■ SUPPLIED PASSAGE:
Wednesday, April 14, 2010

Creation (Rhoades)

“Creation” Theorizes Darwin’s Conflicts
Reviewed by Shirrel Rhoades

At one point in my youth I wanted to become a paleontologist. I took graduate courses in historical geology. I collected fossils. Today, a Connecticut nature center has an outstanding fossil exhibition – dinosaur eggs, triceratops cowl, trilobites, petrified bones, theropod footprint preserved in stone, an assortment of hadrosaur teeth, and a keichousaurus skeleton – that I donated.

So you can deduce that I believe in evolution.

Evolution is a theory put forth by Charles Darwin that explains how species evolve over time through a process of natural selection. It has been called “the most explosive idea in history.”
“Creation” – a new biopic at the Tropic Cinema – is the story of Darwin and his battle between faith and reason.

Fifteen years after returning from his voyage on the Beagle to the Galapagos Islands, he’s still trying to write “Origin of the Species,” the book putting forth his ideas about evolution. But the work is coming slowly because he doesn’t want to upset his religious wife Emma. She opposes his ungodly theory, fearful that she’ll go to heaven and he won’t.

Following the death of his 10-year-old daughter, Darwin finally publishes his work, barely beating out similar concepts by biologist Alfred Russel Wallace. But his relations with Emma are strained. Can this marriage survive its own extinction?

■ DATA EXTRACT:

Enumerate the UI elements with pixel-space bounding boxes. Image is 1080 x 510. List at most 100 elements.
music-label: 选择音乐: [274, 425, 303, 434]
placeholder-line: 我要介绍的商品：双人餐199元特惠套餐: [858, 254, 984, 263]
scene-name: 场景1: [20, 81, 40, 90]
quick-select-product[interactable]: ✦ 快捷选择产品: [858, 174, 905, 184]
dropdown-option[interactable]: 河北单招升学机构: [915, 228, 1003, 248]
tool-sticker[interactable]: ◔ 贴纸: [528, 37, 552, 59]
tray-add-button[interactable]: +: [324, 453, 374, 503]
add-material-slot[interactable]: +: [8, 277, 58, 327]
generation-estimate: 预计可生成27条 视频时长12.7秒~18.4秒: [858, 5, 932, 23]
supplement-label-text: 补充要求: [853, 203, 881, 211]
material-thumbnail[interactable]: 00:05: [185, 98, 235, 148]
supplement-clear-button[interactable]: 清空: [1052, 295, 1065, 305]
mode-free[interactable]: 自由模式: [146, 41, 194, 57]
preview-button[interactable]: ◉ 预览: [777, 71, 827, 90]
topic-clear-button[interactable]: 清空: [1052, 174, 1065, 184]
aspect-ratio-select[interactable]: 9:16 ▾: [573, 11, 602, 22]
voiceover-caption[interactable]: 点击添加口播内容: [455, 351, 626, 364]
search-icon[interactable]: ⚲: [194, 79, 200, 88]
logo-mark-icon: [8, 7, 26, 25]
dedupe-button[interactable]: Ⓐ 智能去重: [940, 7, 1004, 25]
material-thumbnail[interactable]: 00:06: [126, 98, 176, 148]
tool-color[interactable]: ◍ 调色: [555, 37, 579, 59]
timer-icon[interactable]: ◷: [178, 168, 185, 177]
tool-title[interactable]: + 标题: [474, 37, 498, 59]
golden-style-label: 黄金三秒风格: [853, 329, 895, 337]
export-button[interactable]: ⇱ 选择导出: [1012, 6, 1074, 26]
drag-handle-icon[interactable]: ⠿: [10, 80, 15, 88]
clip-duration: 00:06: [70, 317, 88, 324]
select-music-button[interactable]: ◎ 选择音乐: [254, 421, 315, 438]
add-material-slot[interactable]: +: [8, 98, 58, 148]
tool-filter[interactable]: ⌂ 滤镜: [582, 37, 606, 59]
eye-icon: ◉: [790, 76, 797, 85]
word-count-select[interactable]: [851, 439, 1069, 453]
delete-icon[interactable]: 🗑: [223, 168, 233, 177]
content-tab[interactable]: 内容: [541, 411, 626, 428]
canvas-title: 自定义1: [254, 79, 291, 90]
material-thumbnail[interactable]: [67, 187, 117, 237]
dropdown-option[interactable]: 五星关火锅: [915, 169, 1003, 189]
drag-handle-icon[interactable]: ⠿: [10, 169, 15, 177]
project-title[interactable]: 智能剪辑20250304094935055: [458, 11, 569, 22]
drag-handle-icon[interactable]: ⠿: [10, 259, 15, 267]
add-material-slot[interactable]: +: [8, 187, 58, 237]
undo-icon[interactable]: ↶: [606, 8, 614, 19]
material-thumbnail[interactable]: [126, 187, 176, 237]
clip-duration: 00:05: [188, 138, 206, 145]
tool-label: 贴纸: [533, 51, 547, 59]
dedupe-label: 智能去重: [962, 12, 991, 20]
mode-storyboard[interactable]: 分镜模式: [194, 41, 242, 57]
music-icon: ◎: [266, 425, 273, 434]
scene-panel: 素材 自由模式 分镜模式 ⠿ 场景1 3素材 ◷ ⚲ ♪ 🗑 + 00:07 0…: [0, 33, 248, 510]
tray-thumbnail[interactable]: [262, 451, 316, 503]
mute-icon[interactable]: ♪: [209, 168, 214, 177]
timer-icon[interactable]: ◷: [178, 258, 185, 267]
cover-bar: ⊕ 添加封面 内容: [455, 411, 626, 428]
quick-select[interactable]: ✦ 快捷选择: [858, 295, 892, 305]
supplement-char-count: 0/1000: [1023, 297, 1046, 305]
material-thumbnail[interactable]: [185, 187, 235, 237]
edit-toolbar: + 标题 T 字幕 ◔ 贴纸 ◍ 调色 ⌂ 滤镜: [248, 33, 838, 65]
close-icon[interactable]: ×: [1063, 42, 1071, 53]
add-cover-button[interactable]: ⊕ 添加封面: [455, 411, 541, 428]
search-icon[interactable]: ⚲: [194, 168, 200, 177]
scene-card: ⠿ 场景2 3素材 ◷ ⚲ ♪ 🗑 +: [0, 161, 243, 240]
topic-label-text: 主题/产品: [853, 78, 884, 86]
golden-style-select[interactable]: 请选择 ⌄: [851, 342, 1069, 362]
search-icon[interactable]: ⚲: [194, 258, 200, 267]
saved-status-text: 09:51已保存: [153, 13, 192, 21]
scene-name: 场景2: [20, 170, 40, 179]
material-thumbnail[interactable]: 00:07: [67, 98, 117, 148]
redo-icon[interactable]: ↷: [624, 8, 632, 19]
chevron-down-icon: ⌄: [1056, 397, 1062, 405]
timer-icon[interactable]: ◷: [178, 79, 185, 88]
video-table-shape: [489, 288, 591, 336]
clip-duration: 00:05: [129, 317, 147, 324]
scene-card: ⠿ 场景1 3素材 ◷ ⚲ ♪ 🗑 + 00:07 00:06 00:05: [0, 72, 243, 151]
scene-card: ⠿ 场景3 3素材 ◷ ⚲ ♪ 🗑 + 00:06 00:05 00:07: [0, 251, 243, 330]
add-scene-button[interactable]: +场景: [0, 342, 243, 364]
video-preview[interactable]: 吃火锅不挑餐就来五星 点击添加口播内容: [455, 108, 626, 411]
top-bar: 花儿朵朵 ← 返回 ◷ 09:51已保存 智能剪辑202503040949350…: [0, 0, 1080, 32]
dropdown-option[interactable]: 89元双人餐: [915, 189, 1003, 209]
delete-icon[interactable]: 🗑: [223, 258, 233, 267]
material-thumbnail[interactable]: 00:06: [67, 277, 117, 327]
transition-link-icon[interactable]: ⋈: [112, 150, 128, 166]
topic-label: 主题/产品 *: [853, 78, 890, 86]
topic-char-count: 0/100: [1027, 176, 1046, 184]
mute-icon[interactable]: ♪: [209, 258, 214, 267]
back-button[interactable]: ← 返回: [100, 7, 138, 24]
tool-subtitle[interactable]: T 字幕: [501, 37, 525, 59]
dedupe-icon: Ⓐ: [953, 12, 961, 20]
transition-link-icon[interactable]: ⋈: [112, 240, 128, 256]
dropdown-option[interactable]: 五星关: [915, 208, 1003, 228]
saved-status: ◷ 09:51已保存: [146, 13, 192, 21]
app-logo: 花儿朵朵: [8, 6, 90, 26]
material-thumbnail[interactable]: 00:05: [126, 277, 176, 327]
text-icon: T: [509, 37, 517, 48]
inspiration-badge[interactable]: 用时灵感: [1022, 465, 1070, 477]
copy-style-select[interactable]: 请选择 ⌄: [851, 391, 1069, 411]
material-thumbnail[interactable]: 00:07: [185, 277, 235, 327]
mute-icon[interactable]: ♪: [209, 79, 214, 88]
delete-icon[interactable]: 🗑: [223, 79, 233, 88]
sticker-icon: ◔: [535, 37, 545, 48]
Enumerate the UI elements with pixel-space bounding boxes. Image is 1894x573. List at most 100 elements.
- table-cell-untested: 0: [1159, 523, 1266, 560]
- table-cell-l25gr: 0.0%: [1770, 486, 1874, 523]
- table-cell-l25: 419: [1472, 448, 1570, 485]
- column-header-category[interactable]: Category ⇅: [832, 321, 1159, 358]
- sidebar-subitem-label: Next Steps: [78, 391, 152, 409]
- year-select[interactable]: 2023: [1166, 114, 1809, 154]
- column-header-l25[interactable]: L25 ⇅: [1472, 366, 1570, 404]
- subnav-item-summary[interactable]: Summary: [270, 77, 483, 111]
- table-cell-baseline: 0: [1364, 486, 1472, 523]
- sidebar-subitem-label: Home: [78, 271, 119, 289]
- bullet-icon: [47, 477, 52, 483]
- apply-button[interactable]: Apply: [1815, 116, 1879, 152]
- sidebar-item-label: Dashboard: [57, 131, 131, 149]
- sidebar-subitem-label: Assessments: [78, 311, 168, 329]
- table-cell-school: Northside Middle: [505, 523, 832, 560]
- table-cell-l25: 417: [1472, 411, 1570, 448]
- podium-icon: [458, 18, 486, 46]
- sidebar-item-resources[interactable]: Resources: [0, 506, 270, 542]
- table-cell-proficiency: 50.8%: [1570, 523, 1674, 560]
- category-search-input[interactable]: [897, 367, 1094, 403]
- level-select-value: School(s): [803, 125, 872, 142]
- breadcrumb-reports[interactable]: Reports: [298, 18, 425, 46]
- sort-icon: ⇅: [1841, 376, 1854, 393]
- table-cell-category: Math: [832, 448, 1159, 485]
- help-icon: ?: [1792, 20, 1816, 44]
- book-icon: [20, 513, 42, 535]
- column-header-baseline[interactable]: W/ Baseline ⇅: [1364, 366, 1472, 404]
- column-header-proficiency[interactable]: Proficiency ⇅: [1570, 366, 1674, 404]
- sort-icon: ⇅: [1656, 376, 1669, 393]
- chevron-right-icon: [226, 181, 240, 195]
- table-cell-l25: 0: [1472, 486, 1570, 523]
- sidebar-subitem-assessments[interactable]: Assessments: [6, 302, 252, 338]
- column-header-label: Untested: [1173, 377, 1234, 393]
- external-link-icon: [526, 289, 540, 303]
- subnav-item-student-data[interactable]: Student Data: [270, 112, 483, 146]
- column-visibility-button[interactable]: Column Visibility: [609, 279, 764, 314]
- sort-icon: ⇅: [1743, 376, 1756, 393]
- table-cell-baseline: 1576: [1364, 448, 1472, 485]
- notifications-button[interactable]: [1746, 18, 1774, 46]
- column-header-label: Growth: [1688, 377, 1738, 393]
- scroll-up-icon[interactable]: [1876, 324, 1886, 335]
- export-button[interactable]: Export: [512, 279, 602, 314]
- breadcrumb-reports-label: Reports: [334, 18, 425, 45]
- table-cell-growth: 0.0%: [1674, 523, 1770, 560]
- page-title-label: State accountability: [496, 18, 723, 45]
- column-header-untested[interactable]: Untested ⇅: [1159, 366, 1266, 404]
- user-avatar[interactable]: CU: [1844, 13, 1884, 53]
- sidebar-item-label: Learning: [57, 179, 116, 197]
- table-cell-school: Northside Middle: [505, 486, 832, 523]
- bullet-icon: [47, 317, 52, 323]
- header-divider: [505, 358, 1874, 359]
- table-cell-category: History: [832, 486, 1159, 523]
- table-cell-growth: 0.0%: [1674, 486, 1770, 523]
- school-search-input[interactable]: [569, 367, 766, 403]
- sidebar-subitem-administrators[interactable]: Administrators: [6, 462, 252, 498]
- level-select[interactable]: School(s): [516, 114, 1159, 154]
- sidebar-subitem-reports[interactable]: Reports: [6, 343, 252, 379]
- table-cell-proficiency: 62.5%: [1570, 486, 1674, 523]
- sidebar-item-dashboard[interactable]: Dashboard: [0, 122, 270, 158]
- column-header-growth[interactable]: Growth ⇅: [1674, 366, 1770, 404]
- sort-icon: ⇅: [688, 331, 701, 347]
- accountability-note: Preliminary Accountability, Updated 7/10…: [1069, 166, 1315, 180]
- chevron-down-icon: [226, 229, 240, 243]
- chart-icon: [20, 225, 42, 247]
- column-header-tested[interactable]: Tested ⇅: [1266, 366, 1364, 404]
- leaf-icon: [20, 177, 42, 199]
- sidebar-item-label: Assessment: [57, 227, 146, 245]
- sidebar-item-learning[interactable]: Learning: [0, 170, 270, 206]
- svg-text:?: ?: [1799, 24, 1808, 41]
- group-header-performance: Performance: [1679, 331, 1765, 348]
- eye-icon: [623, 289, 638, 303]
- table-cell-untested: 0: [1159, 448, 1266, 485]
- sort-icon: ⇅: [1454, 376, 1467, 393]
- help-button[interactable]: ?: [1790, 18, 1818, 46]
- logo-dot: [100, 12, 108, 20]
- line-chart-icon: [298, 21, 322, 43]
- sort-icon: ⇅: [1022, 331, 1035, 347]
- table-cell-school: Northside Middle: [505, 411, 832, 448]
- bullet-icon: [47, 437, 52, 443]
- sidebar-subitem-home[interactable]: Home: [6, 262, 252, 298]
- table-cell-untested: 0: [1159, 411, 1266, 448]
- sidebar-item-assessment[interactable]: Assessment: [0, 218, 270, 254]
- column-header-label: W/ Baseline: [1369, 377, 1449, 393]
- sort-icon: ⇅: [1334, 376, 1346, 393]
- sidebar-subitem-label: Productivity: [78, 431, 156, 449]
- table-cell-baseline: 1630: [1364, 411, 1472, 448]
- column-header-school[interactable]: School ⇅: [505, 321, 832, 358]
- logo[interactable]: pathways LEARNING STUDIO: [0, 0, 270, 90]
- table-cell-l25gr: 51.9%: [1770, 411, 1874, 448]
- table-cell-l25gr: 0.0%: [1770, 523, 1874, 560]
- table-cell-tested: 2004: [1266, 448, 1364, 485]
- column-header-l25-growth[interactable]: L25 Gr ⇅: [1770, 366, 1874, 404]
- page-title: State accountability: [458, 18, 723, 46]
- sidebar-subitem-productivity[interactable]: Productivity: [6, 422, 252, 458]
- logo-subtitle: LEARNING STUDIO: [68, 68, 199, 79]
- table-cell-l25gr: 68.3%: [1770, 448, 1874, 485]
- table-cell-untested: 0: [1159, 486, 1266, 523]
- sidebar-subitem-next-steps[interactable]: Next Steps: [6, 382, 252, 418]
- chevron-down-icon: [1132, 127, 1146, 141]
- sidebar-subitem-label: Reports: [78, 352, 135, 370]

■ WORK TASK: Resume the review of the film "Creation" from its last sentence. The records have nothing to do with the text.

■ EXPECTED ANSWER:
British actor Paul Bettany (“Master and Commander: The Far Side of the World”) plays atheist Charles Darwin, a very different role from the Opus Dei religious fanatic he portrayed in “The Da Vinci Code.” American actress Jennifer Connelly (“Requiem For a Dream,” “Blood Diamond”) is Darwin’s wife Emma. Bettany and Connelly are married in real life too. They met on the set of “A Beautiful Mind,” where she won an Academy Award.

Martha West is daughter Annie, the character around which much of the story is built. A ghostly figure that haunts the anguished Darwin.

Directed by Jon Amiel (“Entrapment,” “Sommersby”), the film is more about a marriage than science.

The script’s based on “Annie’s Box,” a biography of Charles Darwin written by his great-great grandson Randal Keynes. He attributes the theory’s debut to the supportive influence of his great aunt (Annie), although that is historically unlikely.

But better to argue over the nuances in a screenplay than the more controversial topic of creation versus evolution.